[Stored entries]
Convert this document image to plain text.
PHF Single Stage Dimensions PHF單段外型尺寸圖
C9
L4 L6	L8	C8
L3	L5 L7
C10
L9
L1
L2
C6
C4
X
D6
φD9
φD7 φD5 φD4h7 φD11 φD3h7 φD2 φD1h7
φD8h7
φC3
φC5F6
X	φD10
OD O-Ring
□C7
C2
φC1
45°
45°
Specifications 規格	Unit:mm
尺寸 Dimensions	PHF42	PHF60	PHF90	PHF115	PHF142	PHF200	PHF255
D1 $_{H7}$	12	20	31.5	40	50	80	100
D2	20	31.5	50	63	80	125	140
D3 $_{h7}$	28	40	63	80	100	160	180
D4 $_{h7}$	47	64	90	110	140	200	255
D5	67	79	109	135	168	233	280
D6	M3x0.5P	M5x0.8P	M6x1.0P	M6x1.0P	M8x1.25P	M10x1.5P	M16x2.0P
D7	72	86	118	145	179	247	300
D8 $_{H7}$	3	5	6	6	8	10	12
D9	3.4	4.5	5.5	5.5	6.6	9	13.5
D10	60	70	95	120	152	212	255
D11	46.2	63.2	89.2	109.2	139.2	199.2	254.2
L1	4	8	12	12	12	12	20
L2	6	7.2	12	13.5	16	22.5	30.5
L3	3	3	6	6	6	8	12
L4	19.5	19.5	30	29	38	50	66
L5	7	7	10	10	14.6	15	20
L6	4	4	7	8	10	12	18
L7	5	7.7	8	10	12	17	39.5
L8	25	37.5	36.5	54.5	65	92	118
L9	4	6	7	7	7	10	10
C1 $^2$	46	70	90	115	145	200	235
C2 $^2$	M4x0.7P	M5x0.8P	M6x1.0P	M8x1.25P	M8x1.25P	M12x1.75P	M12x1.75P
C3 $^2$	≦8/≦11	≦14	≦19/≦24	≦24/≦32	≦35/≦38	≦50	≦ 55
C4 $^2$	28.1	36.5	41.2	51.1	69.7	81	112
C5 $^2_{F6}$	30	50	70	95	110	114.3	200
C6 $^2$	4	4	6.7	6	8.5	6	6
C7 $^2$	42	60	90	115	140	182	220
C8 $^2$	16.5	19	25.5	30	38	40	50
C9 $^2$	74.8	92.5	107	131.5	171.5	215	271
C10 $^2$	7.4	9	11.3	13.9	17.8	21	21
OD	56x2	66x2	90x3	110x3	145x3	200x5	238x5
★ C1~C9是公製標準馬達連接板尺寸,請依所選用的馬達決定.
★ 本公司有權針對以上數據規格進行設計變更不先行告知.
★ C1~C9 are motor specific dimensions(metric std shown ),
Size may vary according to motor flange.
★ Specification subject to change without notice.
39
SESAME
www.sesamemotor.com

--

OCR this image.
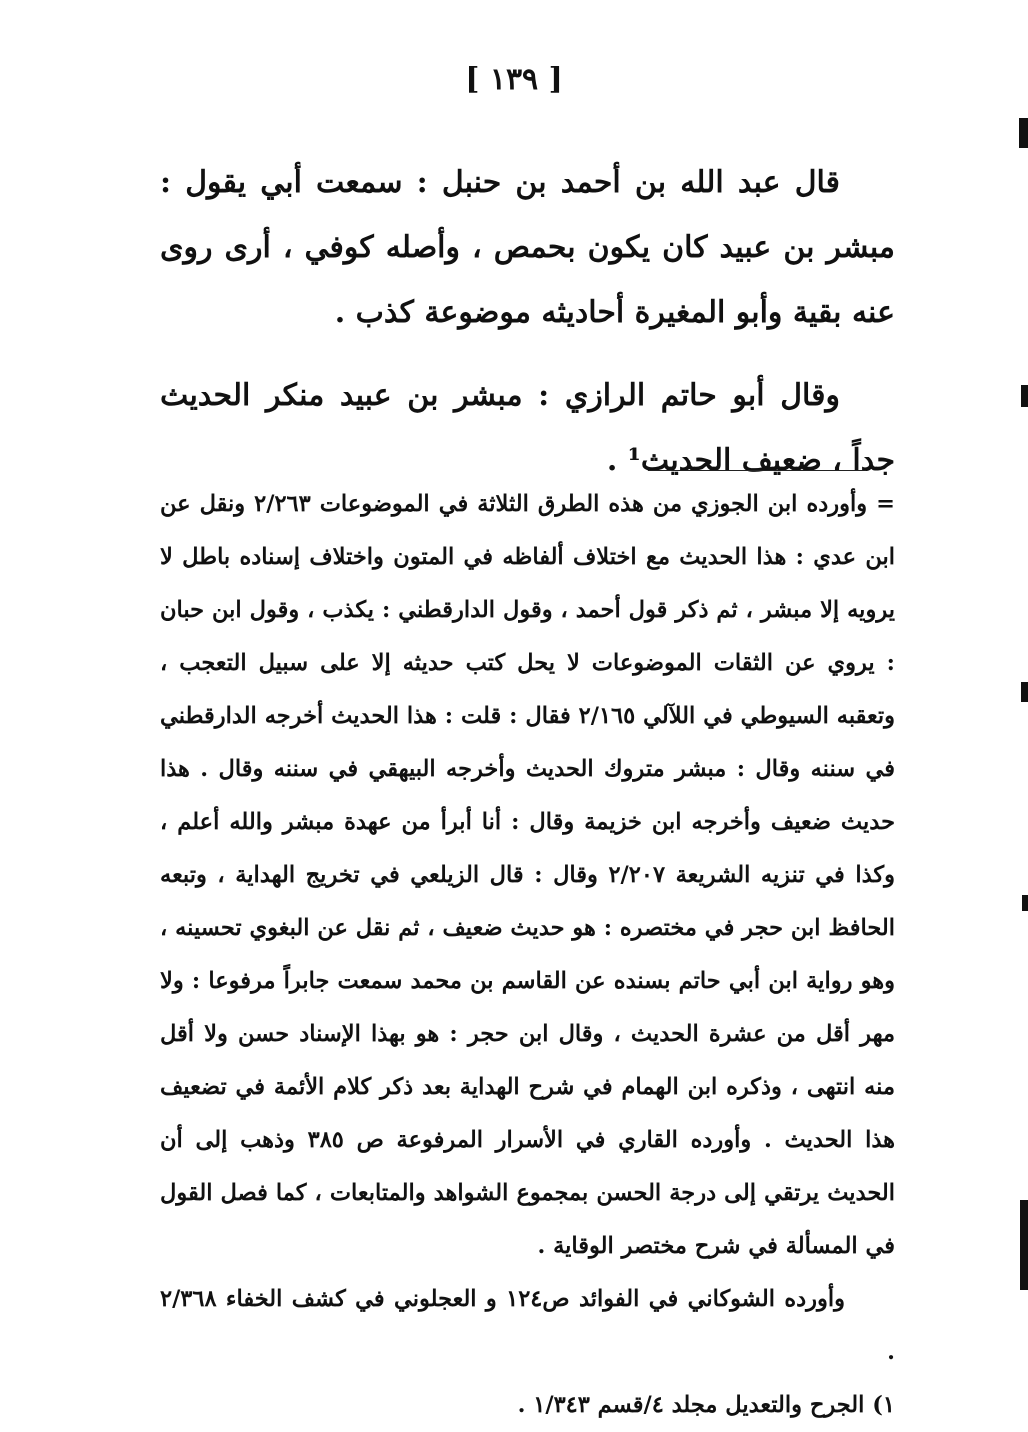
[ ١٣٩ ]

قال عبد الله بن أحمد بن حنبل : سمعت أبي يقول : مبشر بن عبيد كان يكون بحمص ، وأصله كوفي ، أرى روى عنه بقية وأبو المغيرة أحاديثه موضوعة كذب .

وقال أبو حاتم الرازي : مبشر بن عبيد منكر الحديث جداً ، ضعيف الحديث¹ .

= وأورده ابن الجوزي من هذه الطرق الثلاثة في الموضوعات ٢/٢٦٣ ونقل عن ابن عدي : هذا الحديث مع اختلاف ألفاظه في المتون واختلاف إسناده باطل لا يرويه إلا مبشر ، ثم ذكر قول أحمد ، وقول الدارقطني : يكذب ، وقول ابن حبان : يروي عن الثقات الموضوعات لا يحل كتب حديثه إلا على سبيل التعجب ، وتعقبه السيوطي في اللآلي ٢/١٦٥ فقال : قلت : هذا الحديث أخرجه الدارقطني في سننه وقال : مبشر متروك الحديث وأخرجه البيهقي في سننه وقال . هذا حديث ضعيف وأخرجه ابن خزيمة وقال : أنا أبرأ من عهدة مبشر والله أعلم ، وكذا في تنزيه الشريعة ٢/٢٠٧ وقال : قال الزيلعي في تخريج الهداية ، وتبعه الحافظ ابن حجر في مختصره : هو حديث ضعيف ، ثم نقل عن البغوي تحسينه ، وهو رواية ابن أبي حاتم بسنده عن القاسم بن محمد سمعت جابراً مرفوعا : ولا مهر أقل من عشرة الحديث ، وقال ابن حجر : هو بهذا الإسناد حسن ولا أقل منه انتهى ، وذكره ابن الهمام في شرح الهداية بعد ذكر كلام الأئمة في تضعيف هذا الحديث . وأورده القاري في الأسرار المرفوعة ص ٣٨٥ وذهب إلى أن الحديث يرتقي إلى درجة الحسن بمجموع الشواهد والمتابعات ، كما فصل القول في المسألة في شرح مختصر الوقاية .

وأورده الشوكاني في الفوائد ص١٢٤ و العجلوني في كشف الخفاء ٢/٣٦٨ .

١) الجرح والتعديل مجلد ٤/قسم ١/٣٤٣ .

### [Directions]
Copy each line of the listing in which the word "الحديث" can be found.

### [Output of the task]
وقال أبو حاتم الرازي : مبشر بن عبيد منكر الحديث جداً ، ضعيف الحديث¹ .
= وأورده ابن الجوزي من هذه الطرق الثلاثة في الموضوعات ٢/٢٦٣ ونقل عن ابن عدي : هذا الحديث مع اختلاف ألفاظه في المتون واختلاف إسناده باطل لا يرويه إلا مبشر ، ثم ذكر قول أحمد ، وقول الدارقطني : يكذب ، وقول ابن حبان : يروي عن الثقات الموضوعات لا يحل كتب حديثه إلا على سبيل التعجب ، وتعقبه السيوطي في اللآلي ٢/١٦٥ فقال : قلت : هذا الحديث أخرجه الدارقطني في سننه وقال : مبشر متروك الحديث وأخرجه البيهقي في سننه وقال . هذا حديث ضعيف وأخرجه ابن خزيمة وقال : أنا أبرأ من عهدة مبشر والله أعلم ، وكذا في تنزيه الشريعة ٢/٢٠٧ وقال : قال الزيلعي في تخريج الهداية ، وتبعه الحافظ ابن حجر في مختصره : هو حديث ضعيف ، ثم نقل عن البغوي تحسينه ، وهو رواية ابن أبي حاتم بسنده عن القاسم بن محمد سمعت جابراً مرفوعا : ولا مهر أقل من عشرة الحديث ، وقال ابن حجر : هو بهذا الإسناد حسن ولا أقل منه انتهى ، وذكره ابن الهمام في شرح الهداية بعد ذكر كلام الأئمة في تضعيف هذا الحديث . وأورده القاري في الأسرار المرفوعة ص ٣٨٥ وذهب إلى أن الحديث يرتقي إلى درجة الحسن بمجموع الشواهد والمتابعات ، كما فصل القول في المسألة في شرح مختصر الوقاية .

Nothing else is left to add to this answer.